Work to do
Drop all images and give the records again exactly.

Given records
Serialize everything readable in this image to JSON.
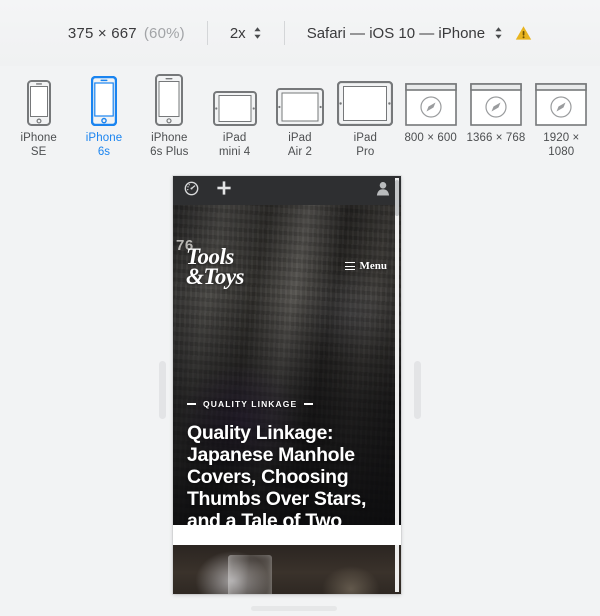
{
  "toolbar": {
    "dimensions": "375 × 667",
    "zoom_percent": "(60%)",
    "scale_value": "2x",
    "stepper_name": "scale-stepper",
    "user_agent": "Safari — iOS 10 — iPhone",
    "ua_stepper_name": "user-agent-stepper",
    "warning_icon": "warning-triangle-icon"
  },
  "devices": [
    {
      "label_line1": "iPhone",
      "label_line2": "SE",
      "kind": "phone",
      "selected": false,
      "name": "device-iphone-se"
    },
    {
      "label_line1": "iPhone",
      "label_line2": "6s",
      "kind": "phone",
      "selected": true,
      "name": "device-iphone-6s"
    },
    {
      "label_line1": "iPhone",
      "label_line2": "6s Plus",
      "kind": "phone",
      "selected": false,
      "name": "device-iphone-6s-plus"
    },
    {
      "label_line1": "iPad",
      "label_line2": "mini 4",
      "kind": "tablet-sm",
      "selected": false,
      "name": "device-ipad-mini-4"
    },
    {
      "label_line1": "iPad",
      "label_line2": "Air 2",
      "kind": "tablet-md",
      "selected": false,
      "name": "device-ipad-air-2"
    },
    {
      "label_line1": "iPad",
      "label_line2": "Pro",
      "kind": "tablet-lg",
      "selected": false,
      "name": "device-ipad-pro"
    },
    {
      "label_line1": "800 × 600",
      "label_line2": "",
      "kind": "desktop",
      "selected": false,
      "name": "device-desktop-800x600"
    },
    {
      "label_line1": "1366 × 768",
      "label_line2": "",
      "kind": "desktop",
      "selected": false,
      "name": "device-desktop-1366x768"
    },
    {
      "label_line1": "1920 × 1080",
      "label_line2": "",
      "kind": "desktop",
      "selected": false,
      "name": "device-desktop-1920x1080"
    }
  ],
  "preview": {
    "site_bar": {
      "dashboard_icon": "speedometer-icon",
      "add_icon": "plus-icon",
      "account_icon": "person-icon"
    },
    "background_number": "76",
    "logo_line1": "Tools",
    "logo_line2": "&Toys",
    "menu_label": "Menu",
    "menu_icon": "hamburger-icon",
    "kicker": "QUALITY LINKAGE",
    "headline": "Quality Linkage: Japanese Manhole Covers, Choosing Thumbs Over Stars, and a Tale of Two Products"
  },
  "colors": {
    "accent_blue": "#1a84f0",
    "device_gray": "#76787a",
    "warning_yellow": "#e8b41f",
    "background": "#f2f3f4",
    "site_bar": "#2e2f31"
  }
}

In response
Serialize everything readable in this image to JSON.
{
  "toolbar": {
    "dimensions": "375 × 667",
    "zoom_percent": "(60%)",
    "scale_value": "2x",
    "stepper_name": "scale-stepper",
    "user_agent": "Safari — iOS 10 — iPhone",
    "ua_stepper_name": "user-agent-stepper",
    "warning_icon": "warning-triangle-icon"
  },
  "devices": [
    {
      "label_line1": "iPhone",
      "label_line2": "SE",
      "kind": "phone",
      "selected": false,
      "name": "device-iphone-se"
    },
    {
      "label_line1": "iPhone",
      "label_line2": "6s",
      "kind": "phone",
      "selected": true,
      "name": "device-iphone-6s"
    },
    {
      "label_line1": "iPhone",
      "label_line2": "6s Plus",
      "kind": "phone",
      "selected": false,
      "name": "device-iphone-6s-plus"
    },
    {
      "label_line1": "iPad",
      "label_line2": "mini 4",
      "kind": "tablet-sm",
      "selected": false,
      "name": "device-ipad-mini-4"
    },
    {
      "label_line1": "iPad",
      "label_line2": "Air 2",
      "kind": "tablet-md",
      "selected": false,
      "name": "device-ipad-air-2"
    },
    {
      "label_line1": "iPad",
      "label_line2": "Pro",
      "kind": "tablet-lg",
      "selected": false,
      "name": "device-ipad-pro"
    },
    {
      "label_line1": "800 × 600",
      "label_line2": "",
      "kind": "desktop",
      "selected": false,
      "name": "device-desktop-800x600"
    },
    {
      "label_line1": "1366 × 768",
      "label_line2": "",
      "kind": "desktop",
      "selected": false,
      "name": "device-desktop-1366x768"
    },
    {
      "label_line1": "1920 × 1080",
      "label_line2": "",
      "kind": "desktop",
      "selected": false,
      "name": "device-desktop-1920x1080"
    }
  ],
  "preview": {
    "site_bar": {
      "dashboard_icon": "speedometer-icon",
      "add_icon": "plus-icon",
      "account_icon": "person-icon"
    },
    "background_number": "76",
    "logo_line1": "Tools",
    "logo_line2": "&Toys",
    "menu_label": "Menu",
    "menu_icon": "hamburger-icon",
    "kicker": "QUALITY LINKAGE",
    "headline": "Quality Linkage: Japanese Manhole Covers, Choosing Thumbs Over Stars, and a Tale of Two Products"
  },
  "colors": {
    "accent_blue": "#1a84f0",
    "device_gray": "#76787a",
    "warning_yellow": "#e8b41f",
    "background": "#f2f3f4",
    "site_bar": "#2e2f31"
  }
}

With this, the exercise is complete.